■ Given instruction ■
Write out every line of the data below without changing a character, omitting the pictures.

= = =

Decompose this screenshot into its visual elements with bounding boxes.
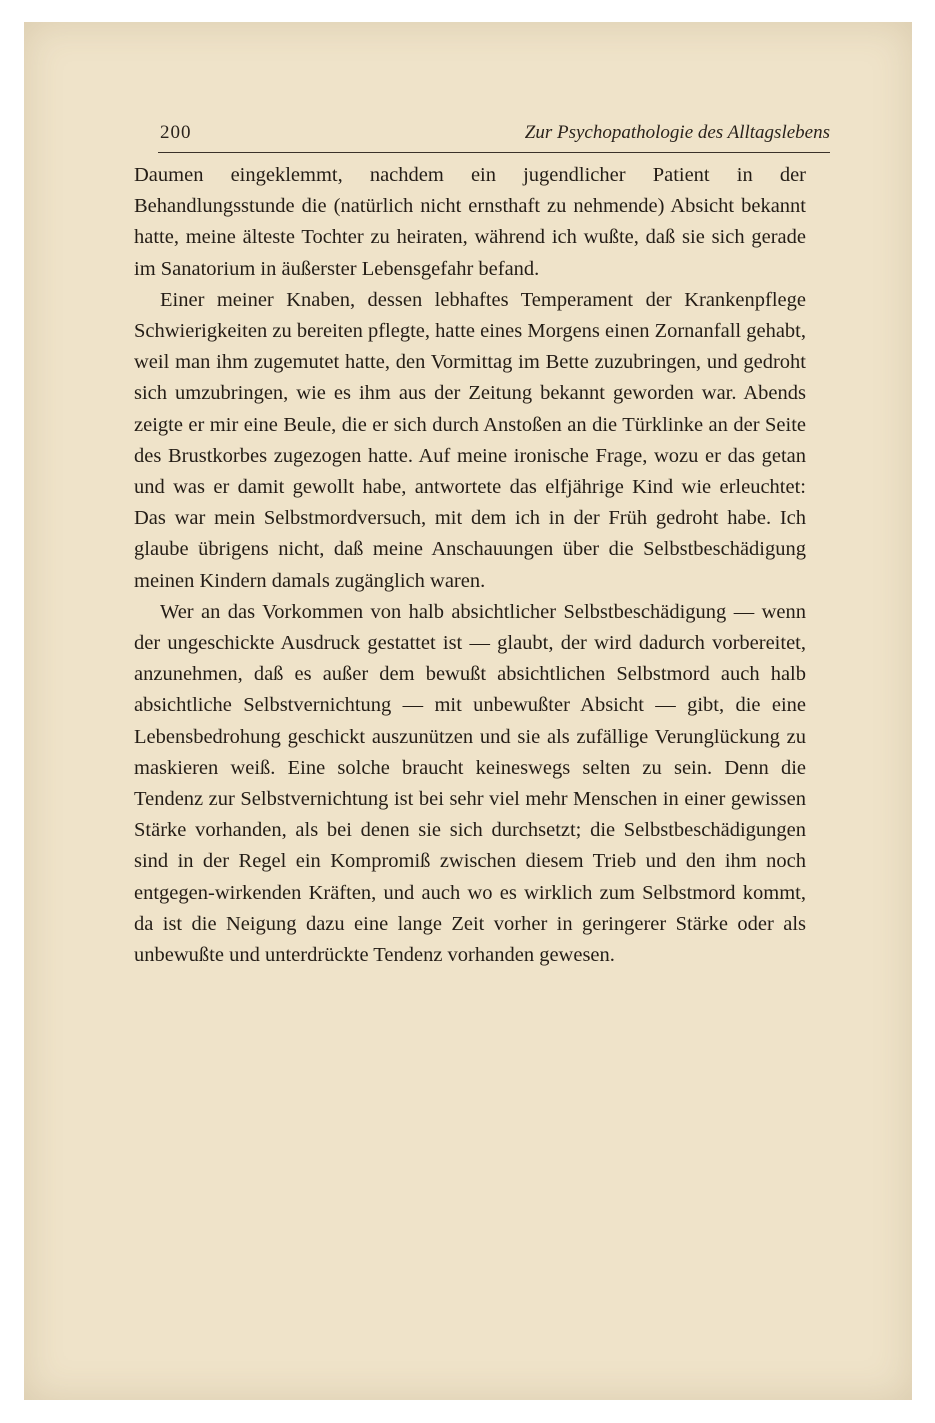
paragraph-knaben: Einer meiner Knaben, dessen lebhaftes Temperament der Krankenpflege Schwierigkeiten zu bereiten pflegte, hatte eines Morgens einen Zornanfall gehabt, weil man ihm zugemutet hatte, den Vormittag im Bette zuzubringen, und gedroht sich umzubringen, wie es ihm aus der Zeitung bekannt geworden war. Abends zeigte er mir eine Beule, die er sich durch Anstoßen an die Türklinke an der Seite des Brustkorbes zugezogen hatte. Auf meine ironische Frage, wozu er das getan und was er damit gewollt habe, antwortete das elfjährige Kind wie erleuchtet: Das war mein Selbstmordversuch, mit dem ich in der Früh gedroht habe. Ich glaube übrigens nicht, daß meine Anschauungen über die Selbstbeschädigung meinen Kindern damals zugänglich waren.: [134, 288, 806, 592]
paragraph-selbstbeschaedigung: Wer an das Vorkommen von halb absichtlicher Selbstbeschädigung — wenn der ungeschickte Ausdruck gestattet ist — glaubt, der wird dadurch vorbereitet, anzunehmen, daß es außer dem bewußt absichtlichen Selbstmord auch halb absichtliche Selbstvernichtung — mit unbewußter Absicht — gibt, die eine Lebensbedrohung geschickt auszunützen und sie als zufällige Verunglückung zu maskieren weiß. Eine solche braucht keineswegs selten zu sein. Denn die Tendenz zur Selbstvernichtung ist bei sehr viel mehr Menschen in einer gewissen Stärke vorhanden, als bei denen sie sich durchsetzt; die Selbstbeschädigungen sind in der Regel ein Kompromiß zwischen diesem Trieb und den ihm noch entgegen-wirkenden Kräften, und auch wo es wirklich zum Selbstmord kommt, da ist die Neigung dazu eine lange Zeit vorher in geringerer Stärke oder als unbewußte und unterdrückte Tendenz vorhanden gewesen.: [134, 600, 806, 967]
page-header: [158, 122, 830, 153]
running-title: Zur Psychopathologie des Alltagslebens: [524, 122, 830, 143]
body-text: [134, 160, 806, 971]
page-number: 200: [160, 122, 192, 143]
paragraph-continued: Daumen eingeklemmt, nachdem ein jugendlicher Patient in der Behandlungsstunde die (natürlich nicht ernsthaft zu nehmende) Absicht bekannt hatte, meine älteste Tochter zu heiraten, während ich wußte, daß sie sich gerade im Sanatorium in äußerster Lebensgefahr befand.: [134, 164, 806, 280]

= = =

■ The reply ■
Decompose this screenshot into its visual elements with bounding boxes.
paragraph-knaben: Einer meiner Knaben, dessen lebhaftes Temperament der Krankenpflege Schwierigkeiten zu bereiten pflegte, hatte eines Morgens einen Zornanfall gehabt, weil man ihm zugemutet hatte, den Vormittag im Bette zuzubringen, und gedroht sich umzubringen, wie es ihm aus der Zeitung bekannt geworden war. Abends zeigte er mir eine Beule, die er sich durch Anstoßen an die Türklinke an der Seite des Brustkorbes zugezogen hatte. Auf meine ironische Frage, wozu er das getan und was er damit gewollt habe, antwortete das elfjährige Kind wie erleuchtet: Das war mein Selbstmordversuch, mit dem ich in der Früh gedroht habe. Ich glaube übrigens nicht, daß meine Anschauungen über die Selbstbeschädigung meinen Kindern damals zugänglich waren.: [134, 288, 806, 592]
paragraph-selbstbeschaedigung: Wer an das Vorkommen von halb absichtlicher Selbstbeschädigung — wenn der ungeschickte Ausdruck gestattet ist — glaubt, der wird dadurch vorbereitet, anzunehmen, daß es außer dem bewußt absichtlichen Selbstmord auch halb absichtliche Selbstvernichtung — mit unbewußter Absicht — gibt, die eine Lebensbedrohung geschickt auszunützen und sie als zufällige Verunglückung zu maskieren weiß. Eine solche braucht keineswegs selten zu sein. Denn die Tendenz zur Selbstvernichtung ist bei sehr viel mehr Menschen in einer gewissen Stärke vorhanden, als bei denen sie sich durchsetzt; die Selbstbeschädigungen sind in der Regel ein Kompromiß zwischen diesem Trieb und den ihm noch entgegen-wirkenden Kräften, und auch wo es wirklich zum Selbstmord kommt, da ist die Neigung dazu eine lange Zeit vorher in geringerer Stärke oder als unbewußte und unterdrückte Tendenz vorhanden gewesen.: [134, 600, 806, 967]
page-header: [158, 122, 830, 153]
running-title: Zur Psychopathologie des Alltagslebens: [524, 122, 830, 143]
body-text: [134, 160, 806, 971]
page-number: 200: [160, 122, 192, 143]
paragraph-continued: Daumen eingeklemmt, nachdem ein jugendlicher Patient in der Behandlungsstunde die (natürlich nicht ernsthaft zu nehmende) Absicht bekannt hatte, meine älteste Tochter zu heiraten, während ich wußte, daß sie sich gerade im Sanatorium in äußerster Lebensgefahr befand.: [134, 164, 806, 280]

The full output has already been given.